Work to complete: All lines featuring the string "months" are to be listed.

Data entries

· · · · · · ·

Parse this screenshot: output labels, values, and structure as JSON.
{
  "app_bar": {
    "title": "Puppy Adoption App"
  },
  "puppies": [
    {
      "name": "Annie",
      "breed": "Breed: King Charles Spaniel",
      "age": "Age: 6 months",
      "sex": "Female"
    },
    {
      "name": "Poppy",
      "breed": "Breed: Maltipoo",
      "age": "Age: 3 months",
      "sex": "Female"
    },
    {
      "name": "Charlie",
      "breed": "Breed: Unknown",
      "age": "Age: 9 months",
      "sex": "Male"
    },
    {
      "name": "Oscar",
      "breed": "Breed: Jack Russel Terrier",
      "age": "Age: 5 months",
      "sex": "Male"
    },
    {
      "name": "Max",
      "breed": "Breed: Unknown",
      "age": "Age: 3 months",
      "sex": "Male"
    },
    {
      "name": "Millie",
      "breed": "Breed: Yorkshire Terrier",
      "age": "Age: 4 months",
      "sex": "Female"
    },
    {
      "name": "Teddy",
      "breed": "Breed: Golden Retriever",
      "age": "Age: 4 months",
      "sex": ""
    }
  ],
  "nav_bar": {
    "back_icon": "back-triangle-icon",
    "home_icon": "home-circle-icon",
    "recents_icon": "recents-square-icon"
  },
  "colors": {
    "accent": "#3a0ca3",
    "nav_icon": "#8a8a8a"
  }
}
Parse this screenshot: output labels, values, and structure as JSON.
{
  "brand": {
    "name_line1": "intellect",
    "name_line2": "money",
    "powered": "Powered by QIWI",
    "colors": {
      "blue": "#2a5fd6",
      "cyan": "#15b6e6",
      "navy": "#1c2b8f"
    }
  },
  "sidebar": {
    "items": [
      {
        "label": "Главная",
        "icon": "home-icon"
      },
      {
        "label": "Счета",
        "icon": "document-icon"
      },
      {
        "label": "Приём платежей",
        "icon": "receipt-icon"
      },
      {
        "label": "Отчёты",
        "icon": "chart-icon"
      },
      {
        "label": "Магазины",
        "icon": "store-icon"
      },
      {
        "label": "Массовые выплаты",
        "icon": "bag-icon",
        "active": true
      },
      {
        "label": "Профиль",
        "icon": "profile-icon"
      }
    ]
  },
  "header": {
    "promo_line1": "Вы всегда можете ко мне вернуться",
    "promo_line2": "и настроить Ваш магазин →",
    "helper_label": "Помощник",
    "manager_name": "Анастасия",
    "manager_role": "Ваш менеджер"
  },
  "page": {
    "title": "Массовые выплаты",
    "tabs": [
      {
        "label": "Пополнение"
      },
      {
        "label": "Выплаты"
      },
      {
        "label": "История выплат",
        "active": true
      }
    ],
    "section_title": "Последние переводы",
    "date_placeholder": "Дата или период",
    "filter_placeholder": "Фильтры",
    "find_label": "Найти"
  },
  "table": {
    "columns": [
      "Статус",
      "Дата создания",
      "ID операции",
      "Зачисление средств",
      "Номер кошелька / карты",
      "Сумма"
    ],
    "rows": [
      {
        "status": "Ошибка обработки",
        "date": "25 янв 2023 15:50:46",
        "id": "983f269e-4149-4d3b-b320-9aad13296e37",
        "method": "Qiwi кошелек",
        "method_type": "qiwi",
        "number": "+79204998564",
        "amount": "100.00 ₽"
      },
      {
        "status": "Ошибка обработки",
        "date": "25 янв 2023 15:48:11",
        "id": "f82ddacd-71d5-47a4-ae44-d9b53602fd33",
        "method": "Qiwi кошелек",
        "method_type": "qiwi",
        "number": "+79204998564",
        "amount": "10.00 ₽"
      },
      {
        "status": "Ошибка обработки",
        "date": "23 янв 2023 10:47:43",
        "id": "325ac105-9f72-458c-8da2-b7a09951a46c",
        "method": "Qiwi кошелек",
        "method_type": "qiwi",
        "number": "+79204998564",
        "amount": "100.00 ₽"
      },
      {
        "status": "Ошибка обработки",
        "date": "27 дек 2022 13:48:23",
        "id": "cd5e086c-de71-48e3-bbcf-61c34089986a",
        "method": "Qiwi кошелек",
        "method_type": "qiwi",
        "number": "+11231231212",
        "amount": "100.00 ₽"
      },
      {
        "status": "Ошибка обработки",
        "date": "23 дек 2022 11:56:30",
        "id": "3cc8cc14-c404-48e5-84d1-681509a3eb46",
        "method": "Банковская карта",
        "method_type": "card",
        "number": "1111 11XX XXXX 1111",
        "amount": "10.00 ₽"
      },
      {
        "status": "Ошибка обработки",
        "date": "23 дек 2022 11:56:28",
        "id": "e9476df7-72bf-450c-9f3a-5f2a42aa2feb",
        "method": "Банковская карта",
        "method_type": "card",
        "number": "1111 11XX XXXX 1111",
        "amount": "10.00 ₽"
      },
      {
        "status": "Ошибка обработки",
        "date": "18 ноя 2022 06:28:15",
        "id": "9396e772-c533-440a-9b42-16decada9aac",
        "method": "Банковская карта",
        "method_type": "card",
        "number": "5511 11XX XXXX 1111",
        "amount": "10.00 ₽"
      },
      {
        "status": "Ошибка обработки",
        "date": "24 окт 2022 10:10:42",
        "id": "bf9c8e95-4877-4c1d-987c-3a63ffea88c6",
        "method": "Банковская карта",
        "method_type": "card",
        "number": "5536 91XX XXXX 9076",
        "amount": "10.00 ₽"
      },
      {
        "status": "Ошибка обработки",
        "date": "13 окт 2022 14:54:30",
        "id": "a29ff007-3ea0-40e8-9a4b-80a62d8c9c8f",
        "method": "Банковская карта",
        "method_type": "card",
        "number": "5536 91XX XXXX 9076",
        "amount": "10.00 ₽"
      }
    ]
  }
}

· · · · · · ·

The solution:
      "age": "Age: 6 months",
      "age": "Age: 3 months",
      "age": "Age: 9 months",
      "age": "Age: 5 months",
      "age": "Age: 3 months",
      "age": "Age: 4 months",
      "age": "Age: 4 months",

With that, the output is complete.